Problem description
Where a line holds the string "source", return that line.
○ ○ ○ ○ ○
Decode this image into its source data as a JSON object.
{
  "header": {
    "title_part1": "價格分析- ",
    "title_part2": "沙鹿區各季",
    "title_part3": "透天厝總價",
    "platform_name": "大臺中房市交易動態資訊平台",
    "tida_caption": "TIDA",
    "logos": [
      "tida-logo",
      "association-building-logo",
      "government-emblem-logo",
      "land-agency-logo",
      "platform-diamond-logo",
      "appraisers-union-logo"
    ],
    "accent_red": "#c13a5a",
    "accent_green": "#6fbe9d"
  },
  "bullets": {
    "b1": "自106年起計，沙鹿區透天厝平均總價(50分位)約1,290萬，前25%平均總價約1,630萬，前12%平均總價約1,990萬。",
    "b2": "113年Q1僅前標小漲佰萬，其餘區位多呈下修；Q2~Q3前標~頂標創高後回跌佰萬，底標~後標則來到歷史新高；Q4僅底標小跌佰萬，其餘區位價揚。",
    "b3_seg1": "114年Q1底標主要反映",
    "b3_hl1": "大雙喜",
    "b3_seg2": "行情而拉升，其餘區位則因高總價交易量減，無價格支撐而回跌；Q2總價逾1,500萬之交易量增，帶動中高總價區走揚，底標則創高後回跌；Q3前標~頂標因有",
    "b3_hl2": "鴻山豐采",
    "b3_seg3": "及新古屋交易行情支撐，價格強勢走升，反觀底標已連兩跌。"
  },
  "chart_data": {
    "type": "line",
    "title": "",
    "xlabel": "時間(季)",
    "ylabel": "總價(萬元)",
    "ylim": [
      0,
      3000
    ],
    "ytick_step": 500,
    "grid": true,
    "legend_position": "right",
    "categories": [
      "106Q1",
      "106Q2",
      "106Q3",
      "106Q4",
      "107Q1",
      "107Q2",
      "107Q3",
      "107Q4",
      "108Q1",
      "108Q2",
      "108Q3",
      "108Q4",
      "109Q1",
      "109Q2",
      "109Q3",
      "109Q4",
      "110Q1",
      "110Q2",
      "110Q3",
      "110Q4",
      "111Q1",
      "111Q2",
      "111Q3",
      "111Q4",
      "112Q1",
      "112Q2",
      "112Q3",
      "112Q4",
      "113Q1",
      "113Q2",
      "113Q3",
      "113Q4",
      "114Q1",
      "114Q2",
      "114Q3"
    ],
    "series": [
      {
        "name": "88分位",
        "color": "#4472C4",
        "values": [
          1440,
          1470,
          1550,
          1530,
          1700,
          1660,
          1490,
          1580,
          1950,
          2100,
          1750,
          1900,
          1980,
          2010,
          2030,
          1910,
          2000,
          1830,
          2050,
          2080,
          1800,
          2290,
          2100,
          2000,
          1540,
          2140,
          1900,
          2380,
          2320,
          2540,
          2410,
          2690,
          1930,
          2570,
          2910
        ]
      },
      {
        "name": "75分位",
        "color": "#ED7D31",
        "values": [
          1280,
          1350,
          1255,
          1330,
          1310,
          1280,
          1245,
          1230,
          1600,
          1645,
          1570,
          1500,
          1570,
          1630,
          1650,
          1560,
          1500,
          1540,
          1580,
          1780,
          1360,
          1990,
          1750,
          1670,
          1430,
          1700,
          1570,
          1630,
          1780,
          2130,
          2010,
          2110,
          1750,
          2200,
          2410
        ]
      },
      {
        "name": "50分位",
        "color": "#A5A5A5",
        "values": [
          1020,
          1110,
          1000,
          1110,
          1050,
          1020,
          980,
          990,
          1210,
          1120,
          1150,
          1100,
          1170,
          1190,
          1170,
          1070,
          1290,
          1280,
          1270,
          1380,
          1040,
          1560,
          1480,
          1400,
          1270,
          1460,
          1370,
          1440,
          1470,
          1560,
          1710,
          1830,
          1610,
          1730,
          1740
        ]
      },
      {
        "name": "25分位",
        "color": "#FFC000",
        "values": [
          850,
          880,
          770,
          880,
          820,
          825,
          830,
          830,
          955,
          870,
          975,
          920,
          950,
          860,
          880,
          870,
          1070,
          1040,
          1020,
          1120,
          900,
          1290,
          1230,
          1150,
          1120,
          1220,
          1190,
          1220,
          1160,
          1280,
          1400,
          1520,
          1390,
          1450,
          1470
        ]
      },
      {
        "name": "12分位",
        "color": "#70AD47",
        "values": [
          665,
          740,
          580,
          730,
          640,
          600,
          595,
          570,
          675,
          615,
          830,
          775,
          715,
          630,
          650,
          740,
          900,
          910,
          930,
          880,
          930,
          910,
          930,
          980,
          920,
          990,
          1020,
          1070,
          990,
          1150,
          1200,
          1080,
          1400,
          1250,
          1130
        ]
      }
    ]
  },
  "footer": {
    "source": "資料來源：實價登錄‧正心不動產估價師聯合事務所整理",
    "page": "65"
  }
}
○ ○ ○ ○ ○
The completed task
Decode this image into its source data as a JSON object.
    "source": "資料來源：實價登錄‧正心不動產估價師聯合事務所整理",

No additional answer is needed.